» Exercise requirements
Would you copy out the whole listing exactly as given?

» Data

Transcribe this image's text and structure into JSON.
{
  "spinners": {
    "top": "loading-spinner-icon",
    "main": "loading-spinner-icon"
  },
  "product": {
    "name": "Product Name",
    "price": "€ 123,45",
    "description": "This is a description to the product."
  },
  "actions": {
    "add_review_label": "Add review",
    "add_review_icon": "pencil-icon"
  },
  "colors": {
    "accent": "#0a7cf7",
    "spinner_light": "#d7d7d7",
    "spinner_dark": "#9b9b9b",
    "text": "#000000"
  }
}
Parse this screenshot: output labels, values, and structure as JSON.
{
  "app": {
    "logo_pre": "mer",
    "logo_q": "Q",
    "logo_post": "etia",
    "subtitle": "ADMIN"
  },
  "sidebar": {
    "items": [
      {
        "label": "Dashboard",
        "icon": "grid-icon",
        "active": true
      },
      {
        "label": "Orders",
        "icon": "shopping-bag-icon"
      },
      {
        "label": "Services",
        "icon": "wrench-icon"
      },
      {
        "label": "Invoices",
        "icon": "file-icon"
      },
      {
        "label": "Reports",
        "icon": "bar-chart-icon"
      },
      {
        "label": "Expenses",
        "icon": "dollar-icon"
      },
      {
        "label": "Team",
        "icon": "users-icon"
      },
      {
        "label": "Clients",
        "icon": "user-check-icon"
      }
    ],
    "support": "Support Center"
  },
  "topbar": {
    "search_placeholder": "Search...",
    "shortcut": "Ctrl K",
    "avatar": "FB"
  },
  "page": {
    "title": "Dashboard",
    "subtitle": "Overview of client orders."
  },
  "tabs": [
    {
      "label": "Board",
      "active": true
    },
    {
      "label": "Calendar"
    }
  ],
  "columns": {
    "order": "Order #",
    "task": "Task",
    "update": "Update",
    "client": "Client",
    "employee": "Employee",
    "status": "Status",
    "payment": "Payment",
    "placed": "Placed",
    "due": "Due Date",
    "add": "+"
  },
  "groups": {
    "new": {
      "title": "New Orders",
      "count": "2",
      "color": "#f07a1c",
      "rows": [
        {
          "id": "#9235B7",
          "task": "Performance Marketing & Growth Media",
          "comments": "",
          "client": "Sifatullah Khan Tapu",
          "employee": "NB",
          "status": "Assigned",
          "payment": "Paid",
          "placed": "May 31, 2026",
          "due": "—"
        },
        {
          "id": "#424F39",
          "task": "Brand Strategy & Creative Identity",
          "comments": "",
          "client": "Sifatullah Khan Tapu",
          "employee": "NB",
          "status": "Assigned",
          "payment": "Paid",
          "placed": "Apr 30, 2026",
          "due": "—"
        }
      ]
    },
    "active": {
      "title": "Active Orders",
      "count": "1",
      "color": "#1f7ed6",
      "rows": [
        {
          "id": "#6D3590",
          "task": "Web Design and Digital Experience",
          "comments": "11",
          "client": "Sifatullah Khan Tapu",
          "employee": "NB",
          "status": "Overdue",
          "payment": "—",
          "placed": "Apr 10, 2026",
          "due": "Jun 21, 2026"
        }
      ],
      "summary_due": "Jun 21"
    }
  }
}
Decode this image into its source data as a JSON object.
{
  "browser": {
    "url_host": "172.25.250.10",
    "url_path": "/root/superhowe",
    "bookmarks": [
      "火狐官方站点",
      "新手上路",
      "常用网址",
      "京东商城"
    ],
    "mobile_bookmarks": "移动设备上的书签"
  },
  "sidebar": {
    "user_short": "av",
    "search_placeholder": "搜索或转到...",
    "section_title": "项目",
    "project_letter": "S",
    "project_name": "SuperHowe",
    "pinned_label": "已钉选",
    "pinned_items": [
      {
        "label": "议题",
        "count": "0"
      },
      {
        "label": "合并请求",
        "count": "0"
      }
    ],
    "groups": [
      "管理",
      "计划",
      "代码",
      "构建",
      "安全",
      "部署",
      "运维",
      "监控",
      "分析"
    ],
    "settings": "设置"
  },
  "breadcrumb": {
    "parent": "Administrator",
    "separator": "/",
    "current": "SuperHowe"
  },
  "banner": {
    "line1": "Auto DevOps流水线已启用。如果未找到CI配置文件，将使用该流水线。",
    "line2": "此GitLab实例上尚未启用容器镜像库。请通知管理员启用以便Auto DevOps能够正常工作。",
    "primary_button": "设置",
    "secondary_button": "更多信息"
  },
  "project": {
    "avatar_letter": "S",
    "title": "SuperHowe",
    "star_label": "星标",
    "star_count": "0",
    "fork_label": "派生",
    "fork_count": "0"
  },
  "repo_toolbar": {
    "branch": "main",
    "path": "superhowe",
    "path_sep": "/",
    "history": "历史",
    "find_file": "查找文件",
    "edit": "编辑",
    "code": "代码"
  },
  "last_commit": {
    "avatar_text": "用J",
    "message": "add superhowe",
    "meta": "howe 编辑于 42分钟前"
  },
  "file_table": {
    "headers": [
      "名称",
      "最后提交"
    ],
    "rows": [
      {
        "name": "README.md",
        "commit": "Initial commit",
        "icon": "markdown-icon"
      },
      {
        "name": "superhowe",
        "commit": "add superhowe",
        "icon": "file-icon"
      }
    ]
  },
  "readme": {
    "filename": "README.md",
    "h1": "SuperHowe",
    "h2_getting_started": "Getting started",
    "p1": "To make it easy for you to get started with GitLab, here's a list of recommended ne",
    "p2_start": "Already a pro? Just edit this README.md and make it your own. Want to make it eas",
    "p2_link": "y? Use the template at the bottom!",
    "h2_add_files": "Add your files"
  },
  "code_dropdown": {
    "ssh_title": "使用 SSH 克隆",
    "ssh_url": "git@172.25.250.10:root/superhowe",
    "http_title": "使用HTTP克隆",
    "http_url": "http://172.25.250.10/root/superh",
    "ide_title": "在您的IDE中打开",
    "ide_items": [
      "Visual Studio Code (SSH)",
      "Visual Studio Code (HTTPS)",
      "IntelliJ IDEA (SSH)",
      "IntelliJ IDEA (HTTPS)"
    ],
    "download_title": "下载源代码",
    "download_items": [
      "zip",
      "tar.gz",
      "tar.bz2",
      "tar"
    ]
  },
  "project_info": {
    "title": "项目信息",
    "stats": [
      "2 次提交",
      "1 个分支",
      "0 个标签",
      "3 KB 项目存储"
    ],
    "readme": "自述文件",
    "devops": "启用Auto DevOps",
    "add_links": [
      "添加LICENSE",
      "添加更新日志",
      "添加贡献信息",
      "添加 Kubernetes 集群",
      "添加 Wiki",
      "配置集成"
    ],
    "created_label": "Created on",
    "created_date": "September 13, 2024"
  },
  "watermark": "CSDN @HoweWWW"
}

» Result
Transcribe this image's text and structure into JSON.
{
  "spinners": {
    "top": "loading-spinner-icon",
    "main": "loading-spinner-icon"
  },
  "product": {
    "name": "Product Name",
    "price": "€ 123,45",
    "description": "This is a description to the product."
  },
  "actions": {
    "add_review_label": "Add review",
    "add_review_icon": "pencil-icon"
  },
  "colors": {
    "accent": "#0a7cf7",
    "spinner_light": "#d7d7d7",
    "spinner_dark": "#9b9b9b",
    "text": "#000000"
  }
}
Parse this screenshot: output labels, values, and structure as JSON.
{
  "app": {
    "logo_pre": "mer",
    "logo_q": "Q",
    "logo_post": "etia",
    "subtitle": "ADMIN"
  },
  "sidebar": {
    "items": [
      {
        "label": "Dashboard",
        "icon": "grid-icon",
        "active": true
      },
      {
        "label": "Orders",
        "icon": "shopping-bag-icon"
      },
      {
        "label": "Services",
        "icon": "wrench-icon"
      },
      {
        "label": "Invoices",
        "icon": "file-icon"
      },
      {
        "label": "Reports",
        "icon": "bar-chart-icon"
      },
      {
        "label": "Expenses",
        "icon": "dollar-icon"
      },
      {
        "label": "Team",
        "icon": "users-icon"
      },
      {
        "label": "Clients",
        "icon": "user-check-icon"
      }
    ],
    "support": "Support Center"
  },
  "topbar": {
    "search_placeholder": "Search...",
    "shortcut": "Ctrl K",
    "avatar": "FB"
  },
  "page": {
    "title": "Dashboard",
    "subtitle": "Overview of client orders."
  },
  "tabs": [
    {
      "label": "Board",
      "active": true
    },
    {
      "label": "Calendar"
    }
  ],
  "columns": {
    "order": "Order #",
    "task": "Task",
    "update": "Update",
    "client": "Client",
    "employee": "Employee",
    "status": "Status",
    "payment": "Payment",
    "placed": "Placed",
    "due": "Due Date",
    "add": "+"
  },
  "groups": {
    "new": {
      "title": "New Orders",
      "count": "2",
      "color": "#f07a1c",
      "rows": [
        {
          "id": "#9235B7",
          "task": "Performance Marketing & Growth Media",
          "comments": "",
          "client": "Sifatullah Khan Tapu",
          "employee": "NB",
          "status": "Assigned",
          "payment": "Paid",
          "placed": "May 31, 2026",
          "due": "—"
        },
        {
          "id": "#424F39",
          "task": "Brand Strategy & Creative Identity",
          "comments": "",
          "client": "Sifatullah Khan Tapu",
          "employee": "NB",
          "status": "Assigned",
          "payment": "Paid",
          "placed": "Apr 30, 2026",
          "due": "—"
        }
      ]
    },
    "active": {
      "title": "Active Orders",
      "count": "1",
      "color": "#1f7ed6",
      "rows": [
        {
          "id": "#6D3590",
          "task": "Web Design and Digital Experience",
          "comments": "11",
          "client": "Sifatullah Khan Tapu",
          "employee": "NB",
          "status": "Overdue",
          "payment": "—",
          "placed": "Apr 10, 2026",
          "due": "Jun 21, 2026"
        }
      ],
      "summary_due": "Jun 21"
    }
  }
}
Decode this image into its source data as a JSON object.
{
  "browser": {
    "url_host": "172.25.250.10",
    "url_path": "/root/superhowe",
    "bookmarks": [
      "火狐官方站点",
      "新手上路",
      "常用网址",
      "京东商城"
    ],
    "mobile_bookmarks": "移动设备上的书签"
  },
  "sidebar": {
    "user_short": "av",
    "search_placeholder": "搜索或转到...",
    "section_title": "项目",
    "project_letter": "S",
    "project_name": "SuperHowe",
    "pinned_label": "已钉选",
    "pinned_items": [
      {
        "label": "议题",
        "count": "0"
      },
      {
        "label": "合并请求",
        "count": "0"
      }
    ],
    "groups": [
      "管理",
      "计划",
      "代码",
      "构建",
      "安全",
      "部署",
      "运维",
      "监控",
      "分析"
    ],
    "settings": "设置"
  },
  "breadcrumb": {
    "parent": "Administrator",
    "separator": "/",
    "current": "SuperHowe"
  },
  "banner": {
    "line1": "Auto DevOps流水线已启用。如果未找到CI配置文件，将使用该流水线。",
    "line2": "此GitLab实例上尚未启用容器镜像库。请通知管理员启用以便Auto DevOps能够正常工作。",
    "primary_button": "设置",
    "secondary_button": "更多信息"
  },
  "project": {
    "avatar_letter": "S",
    "title": "SuperHowe",
    "star_label": "星标",
    "star_count": "0",
    "fork_label": "派生",
    "fork_count": "0"
  },
  "repo_toolbar": {
    "branch": "main",
    "path": "superhowe",
    "path_sep": "/",
    "history": "历史",
    "find_file": "查找文件",
    "edit": "编辑",
    "code": "代码"
  },
  "last_commit": {
    "avatar_text": "用J",
    "message": "add superhowe",
    "meta": "howe 编辑于 42分钟前"
  },
  "file_table": {
    "headers": [
      "名称",
      "最后提交"
    ],
    "rows": [
      {
        "name": "README.md",
        "commit": "Initial commit",
        "icon": "markdown-icon"
      },
      {
        "name": "superhowe",
        "commit": "add superhowe",
        "icon": "file-icon"
      }
    ]
  },
  "readme": {
    "filename": "README.md",
    "h1": "SuperHowe",
    "h2_getting_started": "Getting started",
    "p1": "To make it easy for you to get started with GitLab, here's a list of recommended ne",
    "p2_start": "Already a pro? Just edit this README.md and make it your own. Want to make it eas",
    "p2_link": "y? Use the template at the bottom!",
    "h2_add_files": "Add your files"
  },
  "code_dropdown": {
    "ssh_title": "使用 SSH 克隆",
    "ssh_url": "git@172.25.250.10:root/superhowe",
    "http_title": "使用HTTP克隆",
    "http_url": "http://172.25.250.10/root/superh",
    "ide_title": "在您的IDE中打开",
    "ide_items": [
      "Visual Studio Code (SSH)",
      "Visual Studio Code (HTTPS)",
      "IntelliJ IDEA (SSH)",
      "IntelliJ IDEA (HTTPS)"
    ],
    "download_title": "下载源代码",
    "download_items": [
      "zip",
      "tar.gz",
      "tar.bz2",
      "tar"
    ]
  },
  "project_info": {
    "title": "项目信息",
    "stats": [
      "2 次提交",
      "1 个分支",
      "0 个标签",
      "3 KB 项目存储"
    ],
    "readme": "自述文件",
    "devops": "启用Auto DevOps",
    "add_links": [
      "添加LICENSE",
      "添加更新日志",
      "添加贡献信息",
      "添加 Kubernetes 集群",
      "添加 Wiki",
      "配置集成"
    ],
    "created_label": "Created on",
    "created_date": "September 13, 2024"
  },
  "watermark": "CSDN @HoweWWW"
}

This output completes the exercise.